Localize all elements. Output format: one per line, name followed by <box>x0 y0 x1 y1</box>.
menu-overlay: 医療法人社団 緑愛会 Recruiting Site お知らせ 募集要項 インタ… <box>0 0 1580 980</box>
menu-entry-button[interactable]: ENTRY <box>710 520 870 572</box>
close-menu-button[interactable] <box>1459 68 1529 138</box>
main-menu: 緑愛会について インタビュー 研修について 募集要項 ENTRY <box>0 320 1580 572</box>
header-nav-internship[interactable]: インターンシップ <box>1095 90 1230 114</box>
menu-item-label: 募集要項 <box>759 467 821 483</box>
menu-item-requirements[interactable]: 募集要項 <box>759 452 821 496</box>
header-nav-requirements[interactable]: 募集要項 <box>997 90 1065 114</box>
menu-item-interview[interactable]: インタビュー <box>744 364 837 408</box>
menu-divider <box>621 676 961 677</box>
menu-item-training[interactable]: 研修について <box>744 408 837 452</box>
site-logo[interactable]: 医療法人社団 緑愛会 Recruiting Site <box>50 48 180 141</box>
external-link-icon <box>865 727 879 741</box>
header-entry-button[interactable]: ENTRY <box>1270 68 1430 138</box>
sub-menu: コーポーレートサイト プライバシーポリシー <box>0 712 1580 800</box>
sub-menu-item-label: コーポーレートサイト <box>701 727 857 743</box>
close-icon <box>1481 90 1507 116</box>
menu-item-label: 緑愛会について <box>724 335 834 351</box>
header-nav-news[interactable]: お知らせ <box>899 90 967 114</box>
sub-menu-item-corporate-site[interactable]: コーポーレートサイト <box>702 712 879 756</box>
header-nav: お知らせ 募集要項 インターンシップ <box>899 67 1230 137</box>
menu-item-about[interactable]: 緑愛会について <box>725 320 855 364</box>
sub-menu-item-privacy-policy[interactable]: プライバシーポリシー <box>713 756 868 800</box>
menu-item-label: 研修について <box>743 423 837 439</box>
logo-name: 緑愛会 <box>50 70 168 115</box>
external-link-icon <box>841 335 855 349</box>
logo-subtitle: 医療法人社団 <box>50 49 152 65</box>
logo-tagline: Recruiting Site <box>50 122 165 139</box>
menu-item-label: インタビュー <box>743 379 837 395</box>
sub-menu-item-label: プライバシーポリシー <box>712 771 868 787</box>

::::::

ЗАДАНИЕ:
Перепишите все строки выше дословно, ничего не меняя.

РЕШЕНИЕ:
Localize all elements. Output format: one per line, name followed by <box>x0 y0 x1 y1</box>.
menu-overlay: 医療法人社団 緑愛会 Recruiting Site お知らせ 募集要項 インタ… <box>0 0 1580 980</box>
menu-entry-button[interactable]: ENTRY <box>710 520 870 572</box>
close-menu-button[interactable] <box>1459 68 1529 138</box>
main-menu: 緑愛会について インタビュー 研修について 募集要項 ENTRY <box>0 320 1580 572</box>
header-nav-internship[interactable]: インターンシップ <box>1095 90 1230 114</box>
menu-item-label: 募集要項 <box>759 467 821 483</box>
menu-item-requirements[interactable]: 募集要項 <box>759 452 821 496</box>
header-nav-requirements[interactable]: 募集要項 <box>997 90 1065 114</box>
menu-item-interview[interactable]: インタビュー <box>744 364 837 408</box>
menu-divider <box>621 676 961 677</box>
menu-item-training[interactable]: 研修について <box>744 408 837 452</box>
site-logo[interactable]: 医療法人社団 緑愛会 Recruiting Site <box>50 48 180 141</box>
external-link-icon <box>865 727 879 741</box>
header-entry-button[interactable]: ENTRY <box>1270 68 1430 138</box>
sub-menu: コーポーレートサイト プライバシーポリシー <box>0 712 1580 800</box>
sub-menu-item-label: コーポーレートサイト <box>701 727 857 743</box>
close-icon <box>1481 90 1507 116</box>
menu-item-label: 緑愛会について <box>724 335 834 351</box>
header-nav-news[interactable]: お知らせ <box>899 90 967 114</box>
sub-menu-item-corporate-site[interactable]: コーポーレートサイト <box>702 712 879 756</box>
header-nav: お知らせ 募集要項 インターンシップ <box>899 67 1230 137</box>
menu-item-about[interactable]: 緑愛会について <box>725 320 855 364</box>
sub-menu-item-privacy-policy[interactable]: プライバシーポリシー <box>713 756 868 800</box>
menu-item-label: 研修について <box>743 423 837 439</box>
logo-name: 緑愛会 <box>50 70 168 115</box>
external-link-icon <box>841 335 855 349</box>
logo-subtitle: 医療法人社団 <box>50 49 152 65</box>
logo-tagline: Recruiting Site <box>50 122 165 139</box>
menu-item-label: インタビュー <box>743 379 837 395</box>
sub-menu-item-label: プライバシーポリシー <box>712 771 868 787</box>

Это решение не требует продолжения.